_THE PROBLEM_.
Report back every line of the entries that contains "including", exactly as written.

[Entries of transcribed document text]
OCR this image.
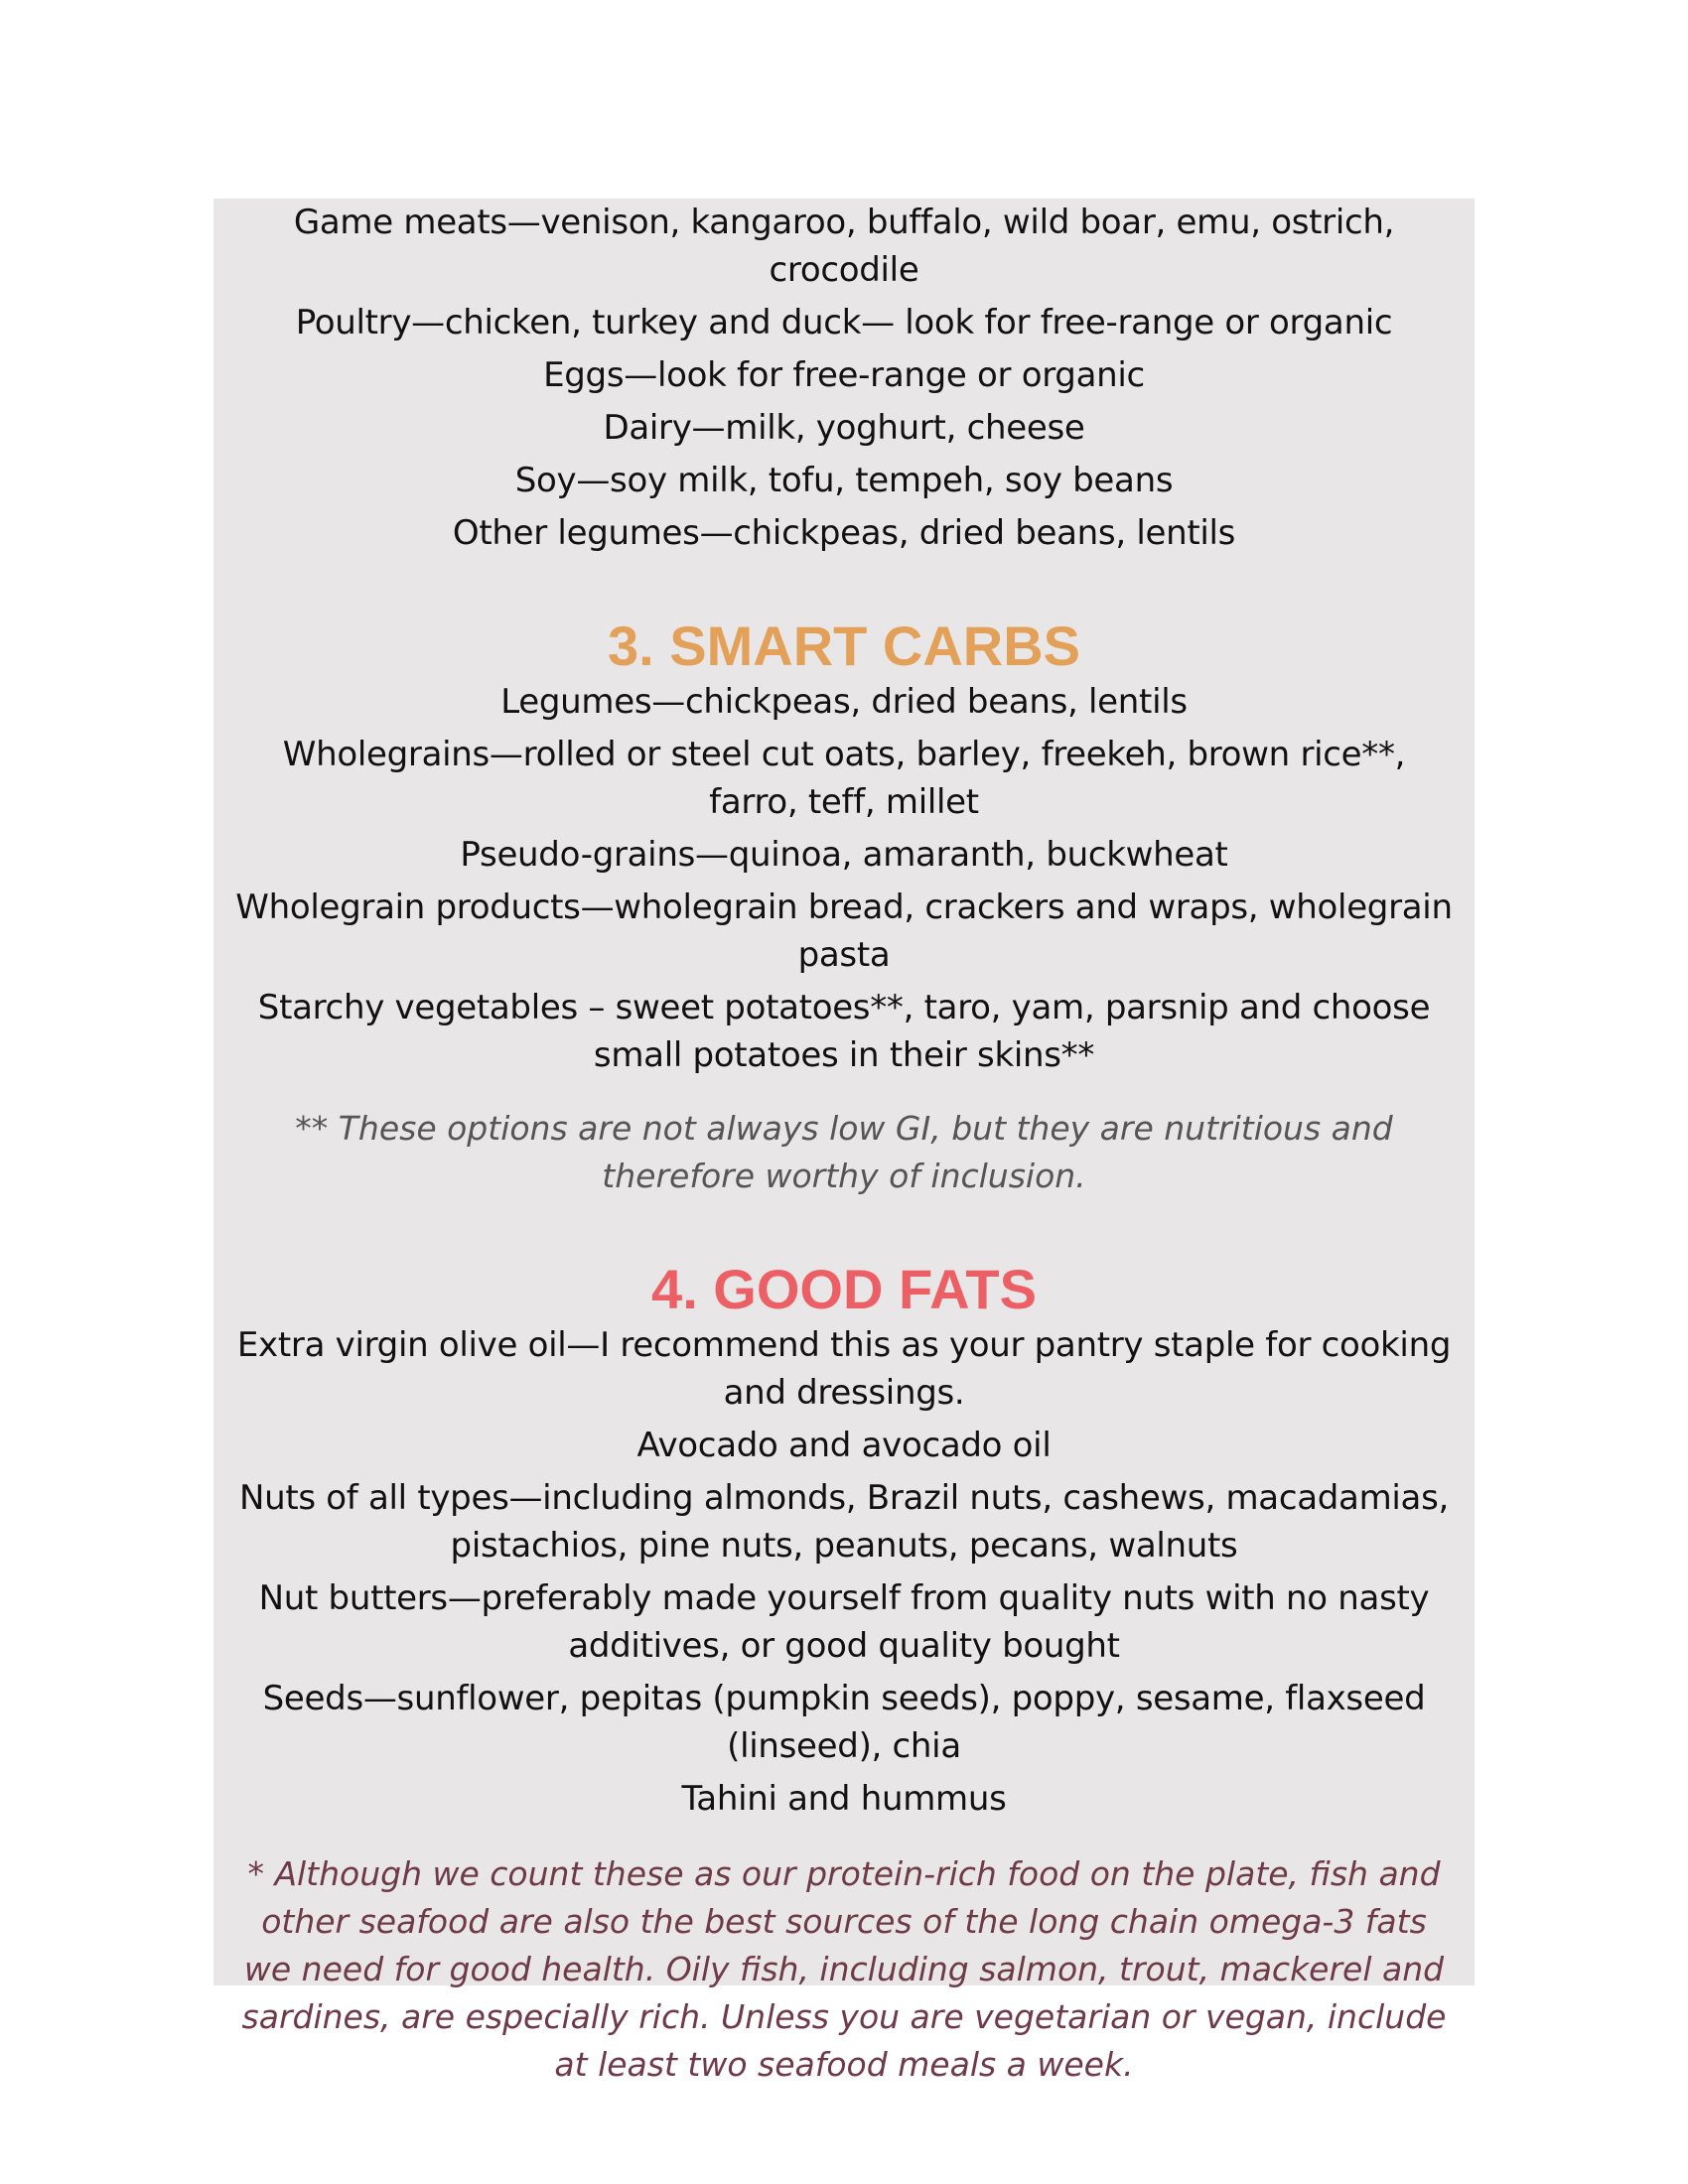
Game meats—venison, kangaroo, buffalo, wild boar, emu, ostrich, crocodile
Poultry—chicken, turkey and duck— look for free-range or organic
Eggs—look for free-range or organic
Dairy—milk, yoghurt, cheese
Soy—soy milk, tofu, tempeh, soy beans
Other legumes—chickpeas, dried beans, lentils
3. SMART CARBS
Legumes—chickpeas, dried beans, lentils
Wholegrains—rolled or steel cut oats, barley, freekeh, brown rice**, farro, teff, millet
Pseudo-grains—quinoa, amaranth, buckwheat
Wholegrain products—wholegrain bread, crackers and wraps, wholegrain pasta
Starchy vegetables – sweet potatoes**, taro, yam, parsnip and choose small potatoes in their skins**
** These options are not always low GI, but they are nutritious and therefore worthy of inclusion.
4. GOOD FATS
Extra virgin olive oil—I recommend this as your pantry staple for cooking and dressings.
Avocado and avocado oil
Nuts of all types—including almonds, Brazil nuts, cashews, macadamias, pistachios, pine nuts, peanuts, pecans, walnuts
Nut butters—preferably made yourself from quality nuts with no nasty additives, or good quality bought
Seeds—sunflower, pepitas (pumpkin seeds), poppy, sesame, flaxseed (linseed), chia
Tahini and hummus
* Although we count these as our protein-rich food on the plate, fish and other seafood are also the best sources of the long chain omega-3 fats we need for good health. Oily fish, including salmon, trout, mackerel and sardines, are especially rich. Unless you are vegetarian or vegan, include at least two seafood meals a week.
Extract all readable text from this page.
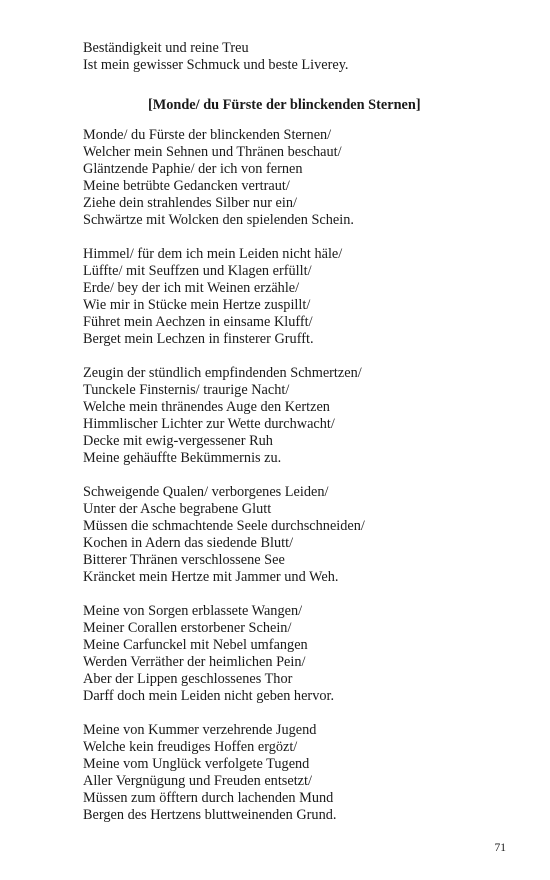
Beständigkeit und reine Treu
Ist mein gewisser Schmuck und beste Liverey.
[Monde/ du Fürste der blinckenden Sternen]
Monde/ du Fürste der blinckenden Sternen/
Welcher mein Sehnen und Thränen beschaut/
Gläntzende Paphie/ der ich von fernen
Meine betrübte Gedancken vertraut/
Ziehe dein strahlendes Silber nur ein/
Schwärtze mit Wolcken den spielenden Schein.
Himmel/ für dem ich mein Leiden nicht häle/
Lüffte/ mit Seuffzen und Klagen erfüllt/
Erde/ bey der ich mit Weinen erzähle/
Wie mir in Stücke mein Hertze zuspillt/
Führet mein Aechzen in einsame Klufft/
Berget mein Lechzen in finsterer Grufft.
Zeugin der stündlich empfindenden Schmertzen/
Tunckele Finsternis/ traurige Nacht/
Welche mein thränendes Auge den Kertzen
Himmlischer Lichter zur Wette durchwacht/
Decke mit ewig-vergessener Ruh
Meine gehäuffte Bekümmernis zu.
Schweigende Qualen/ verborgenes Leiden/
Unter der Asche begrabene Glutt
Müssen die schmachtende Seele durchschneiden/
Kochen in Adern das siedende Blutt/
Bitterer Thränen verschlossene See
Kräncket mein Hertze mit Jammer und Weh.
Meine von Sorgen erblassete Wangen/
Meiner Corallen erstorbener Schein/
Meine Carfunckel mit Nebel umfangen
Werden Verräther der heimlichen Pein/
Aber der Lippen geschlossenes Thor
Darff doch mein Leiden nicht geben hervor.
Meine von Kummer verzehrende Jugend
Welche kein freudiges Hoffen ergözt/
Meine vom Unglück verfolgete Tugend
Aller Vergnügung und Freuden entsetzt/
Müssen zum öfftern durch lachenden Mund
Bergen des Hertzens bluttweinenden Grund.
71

_TASK RESPONSE_.
Nuts of all types—including almonds, Brazil nuts, cashews, macadamias, pistachios, pine nuts, peanuts, pecans, walnuts
* Although we count these as our protein-rich food on the plate, fish and other seafood are also the best sources of the long chain omega-3 fats we need for good health. Oily fish, including salmon, trout, mackerel and sardines, are especially rich. Unless you are vegetarian or vegan, include at least two seafood meals a week.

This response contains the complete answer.